───── EXCERPTED TEXT ─────

I’ve been asked from time to time what changes I would make to AIP. In my assessment, the basic arguments in AIP are sound. I have yet to see a valid criticism.[26] I might change the structure somewhat, or an emphasis or wording here and there. For example, I would clarify that scarcity is meant in the technical economics sense of rivalrousness. I might even propose the use of the term “conflictable,” to emphasize the nature of resources that gives rise to property rights in the first place, and to head off silly arguments like “well IP is justified since good ideas are scarce.”[27] Also, I might use “corporeal” or “material” instead of “tangible.”[28] I would try to be more careful to use the term property to refer not to the owned resource that is the subject of property rights, but only to the relationship between the owner and the resource owned.[29] I would streamline the initial section providing a positive legal description of the main forms of IP, and eliminate the Appendix providing examples of obvious IP abuse, since this can be done now in an easily updated online page or post.[30] 

Additions

But I would not change much, substantively speaking. However, since writing AIP over 20 years ago, I have found additional ways of explaining the fundamental problem with IP law—additional arguments, examples, and evidence.[31] So I would add some material, as I did to some degree in a later paper.[32] I’ll briefly outline below some of the arguments developed after the initial publication of AIP.

───── GIVEN RECORDS ─────

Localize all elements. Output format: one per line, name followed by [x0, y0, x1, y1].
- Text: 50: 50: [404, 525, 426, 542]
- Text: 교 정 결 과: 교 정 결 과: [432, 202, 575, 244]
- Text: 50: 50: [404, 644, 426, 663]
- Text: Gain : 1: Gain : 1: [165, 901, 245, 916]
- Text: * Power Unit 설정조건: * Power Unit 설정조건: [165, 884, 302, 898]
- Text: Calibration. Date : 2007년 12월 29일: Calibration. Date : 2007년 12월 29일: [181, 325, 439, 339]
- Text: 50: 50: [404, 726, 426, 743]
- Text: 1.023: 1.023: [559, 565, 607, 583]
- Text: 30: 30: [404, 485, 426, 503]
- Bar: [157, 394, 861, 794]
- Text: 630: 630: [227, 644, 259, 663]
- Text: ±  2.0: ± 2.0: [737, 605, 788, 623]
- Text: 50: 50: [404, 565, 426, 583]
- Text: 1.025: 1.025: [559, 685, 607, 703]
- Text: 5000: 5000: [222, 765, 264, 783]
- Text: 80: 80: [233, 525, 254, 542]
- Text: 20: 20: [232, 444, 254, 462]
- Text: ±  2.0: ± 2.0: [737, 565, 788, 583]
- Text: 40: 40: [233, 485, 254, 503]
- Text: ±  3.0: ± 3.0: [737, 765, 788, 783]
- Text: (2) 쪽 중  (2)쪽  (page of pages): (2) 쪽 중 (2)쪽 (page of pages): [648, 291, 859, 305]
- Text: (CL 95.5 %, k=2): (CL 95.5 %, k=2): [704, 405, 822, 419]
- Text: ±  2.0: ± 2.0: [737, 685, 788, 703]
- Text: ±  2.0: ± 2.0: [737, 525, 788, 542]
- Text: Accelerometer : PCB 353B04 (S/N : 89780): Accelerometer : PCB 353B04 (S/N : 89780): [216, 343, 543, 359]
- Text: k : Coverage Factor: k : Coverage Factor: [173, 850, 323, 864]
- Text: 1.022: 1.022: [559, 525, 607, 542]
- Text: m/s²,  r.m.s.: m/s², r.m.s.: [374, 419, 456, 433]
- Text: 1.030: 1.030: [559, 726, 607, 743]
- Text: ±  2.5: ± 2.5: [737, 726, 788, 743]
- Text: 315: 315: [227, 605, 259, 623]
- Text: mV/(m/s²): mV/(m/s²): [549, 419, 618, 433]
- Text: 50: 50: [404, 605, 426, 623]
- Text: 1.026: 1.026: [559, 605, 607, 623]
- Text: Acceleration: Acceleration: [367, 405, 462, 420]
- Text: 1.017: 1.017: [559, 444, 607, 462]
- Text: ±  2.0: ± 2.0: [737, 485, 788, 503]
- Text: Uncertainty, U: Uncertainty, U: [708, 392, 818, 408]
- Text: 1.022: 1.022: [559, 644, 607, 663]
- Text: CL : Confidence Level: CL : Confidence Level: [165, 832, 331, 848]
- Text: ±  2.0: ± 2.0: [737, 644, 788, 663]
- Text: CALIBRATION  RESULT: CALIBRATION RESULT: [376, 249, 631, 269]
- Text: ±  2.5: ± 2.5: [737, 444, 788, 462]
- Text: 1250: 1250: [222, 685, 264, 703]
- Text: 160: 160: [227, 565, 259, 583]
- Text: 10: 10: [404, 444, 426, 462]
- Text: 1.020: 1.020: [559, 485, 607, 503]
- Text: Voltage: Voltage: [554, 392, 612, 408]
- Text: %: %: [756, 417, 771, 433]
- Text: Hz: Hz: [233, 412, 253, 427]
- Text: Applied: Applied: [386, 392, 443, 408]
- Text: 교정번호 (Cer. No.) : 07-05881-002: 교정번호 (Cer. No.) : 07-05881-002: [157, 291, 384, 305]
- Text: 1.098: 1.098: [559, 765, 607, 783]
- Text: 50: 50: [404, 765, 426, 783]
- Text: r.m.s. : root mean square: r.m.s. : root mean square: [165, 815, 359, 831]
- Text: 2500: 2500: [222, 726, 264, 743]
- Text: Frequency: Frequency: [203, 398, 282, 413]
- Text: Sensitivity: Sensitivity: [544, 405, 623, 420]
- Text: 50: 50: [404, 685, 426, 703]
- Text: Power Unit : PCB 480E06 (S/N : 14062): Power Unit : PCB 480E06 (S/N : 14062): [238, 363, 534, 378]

─────

| CHALLENGE |
Pick up the intellectual property excerpt after its last sentence and continue it in the same voice. The items are material separate from the excerpt on intellectual property.

| REPLY |
Empirical Evidence

In the “Utilitarian Defenses of IP” section of AIP I explained various defects in the utilitarian case for IP. First, as Austrians have explained, value is not a measurable, cardinal quantity that can be interpersonally compared.[33] Second, even if violating someone’s rights to take their resources and redistribute it to someone else makes the recipient better off, it is still a rights violation. And third, the proponent of IP, arguing that IP laws lead to net utility gains, has the burden of proof.[34] And it has become increasingly clearer, in the last 60+ years, that those arguing for IP on empirical grounds have not yet satisfied and cannot satisfy their burden of proof that IP makes us better off.[35] As I wrote in a subsequent paper, “Given the available evidence, anyone who accepts utilitarianism should be opposed to patent and copyright.”[36]

IP Rights as Negative Easements[37]

Additionally, I have come to understand that IP rights can be properly classified as non-consensual negative easements (or servitudes),[38] which makes plain exactly how they infringe justly-acquired property rights.[39] All property rights are enforceable rights in material, scarce—conflictable—resources, the type of scarce means that human actors can possess and manipulate and employ to causally interfere in the world. It is not that assigning property rights in information or knowledge is wrong, but that it is impossible.[40] Force cannot be applied to “ideas” or information, but only to scarce resources. Any IP right is just a disguised reassignment of property rights in existing scarce resources. One reason for the confusion here is that people are not careful in distinguishing between motivations and means.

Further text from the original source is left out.